Aim
Which lines contain the string "春节来了"? Please list every one of them.

(Records from a data source)
+++

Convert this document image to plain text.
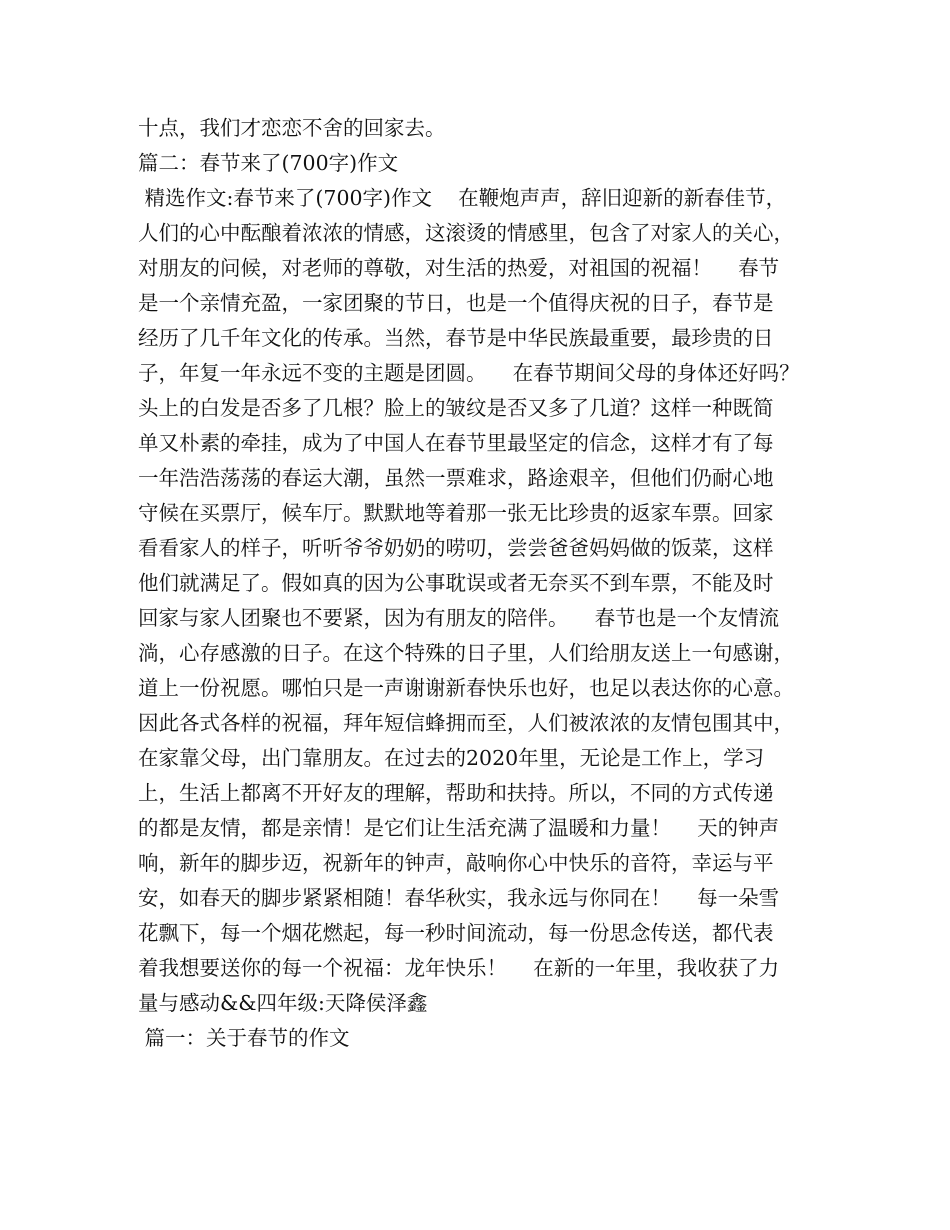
十点，我们才恋恋不舍的回家去。

篇二：春节来了(700字)作文

精选作文:春节来了(700字)作文    在鞭炮声声，辞旧迎新的新春佳节，

人们的心中酝酿着浓浓的情感，这滚烫的情感里，包含了对家人的关心，

对朋友的问候，对老师的尊敬，对生活的热爱，对祖国的祝福！    春节

是一个亲情充盈，一家团聚的节日，也是一个值得庆祝的日子，春节是

经历了几千年文化的传承。当然，春节是中华民族最重要，最珍贵的日

子，年复一年永远不变的主题是团圆。    在春节期间父母的身体还好吗？

头上的白发是否多了几根？脸上的皱纹是否又多了几道？这样一种既简

单又朴素的牵挂，成为了中国人在春节里最坚定的信念，这样才有了每

一年浩浩荡荡的春运大潮，虽然一票难求，路途艰辛，但他们仍耐心地

守候在买票厅，候车厅。默默地等着那一张无比珍贵的返家车票。回家

看看家人的样子，听听爷爷奶奶的唠叨，尝尝爸爸妈妈做的饭菜，这样

他们就满足了。假如真的因为公事耽误或者无奈买不到车票，不能及时

回家与家人团聚也不要紧，因为有朋友的陪伴。    春节也是一个友情流

淌，心存感激的日子。在这个特殊的日子里，人们给朋友送上一句感谢，

道上一份祝愿。哪怕只是一声谢谢新春快乐也好，也足以表达你的心意。

因此各式各样的祝福，拜年短信蜂拥而至，人们被浓浓的友情包围其中，

在家靠父母，出门靠朋友。在过去的2020年里，无论是工作上，学习

上，生活上都离不开好友的理解，帮助和扶持。所以，不同的方式传递

的都是友情，都是亲情！是它们让生活充满了温暖和力量！    天的钟声

响，新年的脚步迈，祝新年的钟声，敲响你心中快乐的音符，幸运与平

安，如春天的脚步紧紧相随！春华秋实，我永远与你同在！    每一朵雪

花飘下，每一个烟花燃起，每一秒时间流动，每一份思念传送，都代表

着我想要送你的每一个祝福：龙年快乐！    在新的一年里，我收获了力

量与感动&&四年级:天降侯泽鑫

篇一：关于春节的作文
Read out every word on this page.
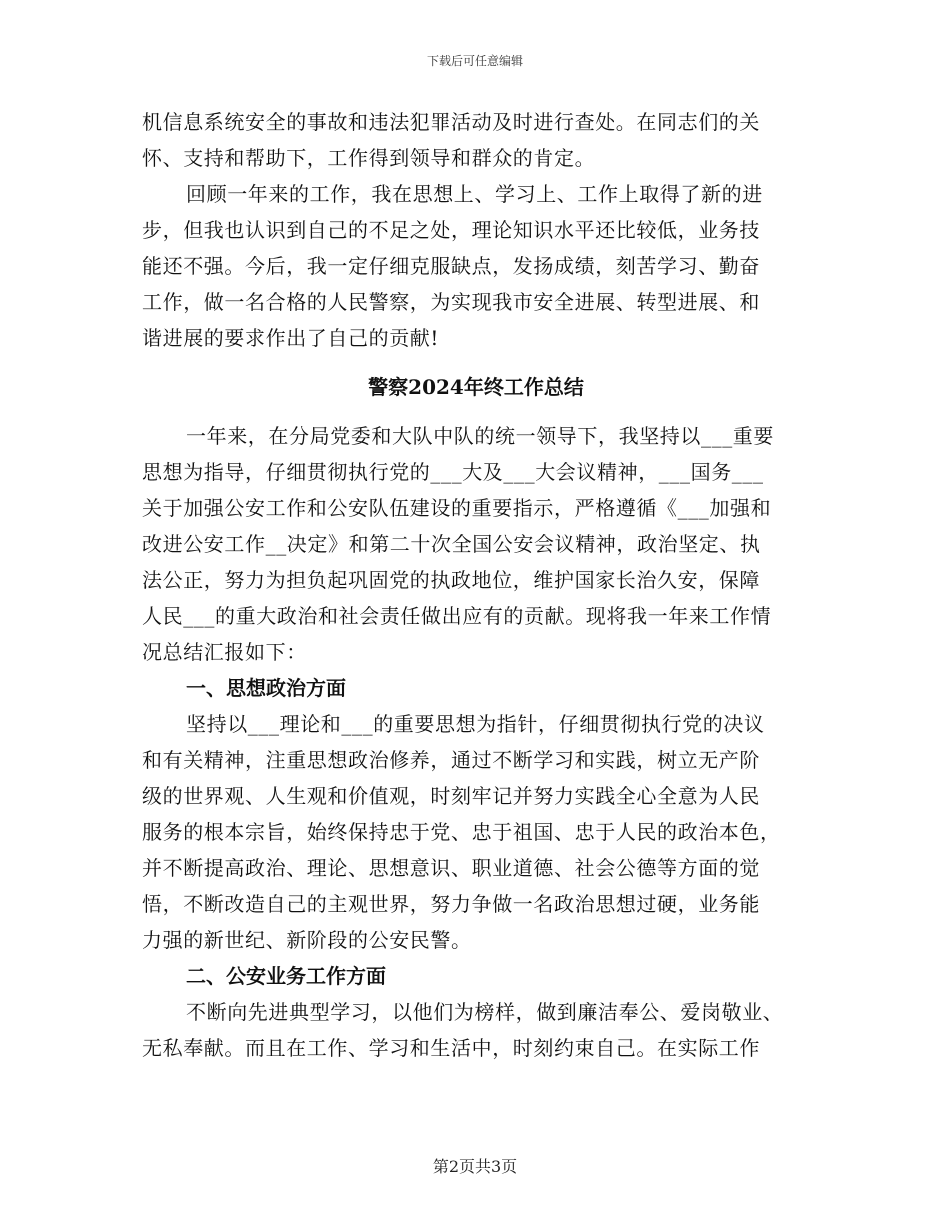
下载后可任意编辑
机信息系统安全的事故和违法犯罪活动及时进行查处。在同志们的关
怀、支持和帮助下，工作得到领导和群众的肯定。
回顾一年来的工作，我在思想上、学习上、工作上取得了新的进
步，但我也认识到自己的不足之处，理论知识水平还比较低，业务技
能还不强。今后，我一定仔细克服缺点，发扬成绩，刻苦学习、勤奋
工作，做一名合格的人民警察，为实现我市安全进展、转型进展、和
谐进展的要求作出了自己的贡献!
警察2024年终工作总结
一年来，在分局党委和大队中队的统一领导下，我坚持以___重要
思想为指导，仔细贯彻执行党的___大及___大会议精神，___国务___
关于加强公安工作和公安队伍建设的重要指示，严格遵循《___加强和
改进公安工作__决定》和第二十次全国公安会议精神，政治坚定、执
法公正，努力为担负起巩固党的执政地位，维护国家长治久安，保障
人民___的重大政治和社会责任做出应有的贡献。现将我一年来工作情
况总结汇报如下：
一、思想政治方面
坚持以___理论和___的重要思想为指针，仔细贯彻执行党的决议
和有关精神，注重思想政治修养，通过不断学习和实践，树立无产阶
级的世界观、人生观和价值观，时刻牢记并努力实践全心全意为人民
服务的根本宗旨，始终保持忠于党、忠于祖国、忠于人民的政治本色，
并不断提高政治、理论、思想意识、职业道德、社会公德等方面的觉
悟，不断改造自己的主观世界，努力争做一名政治思想过硬，业务能
力强的新世纪、新阶段的公安民警。
二、公安业务工作方面
不断向先进典型学习，以他们为榜样，做到廉洁奉公、爱岗敬业、
无私奉献。而且在工作、学习和生活中，时刻约束自己。在实际工作
第2页共3页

+++

Result of the exercise
篇二：春节来了(700字)作文
精选作文:春节来了(700字)作文    在鞭炮声声，辞旧迎新的新春佳节，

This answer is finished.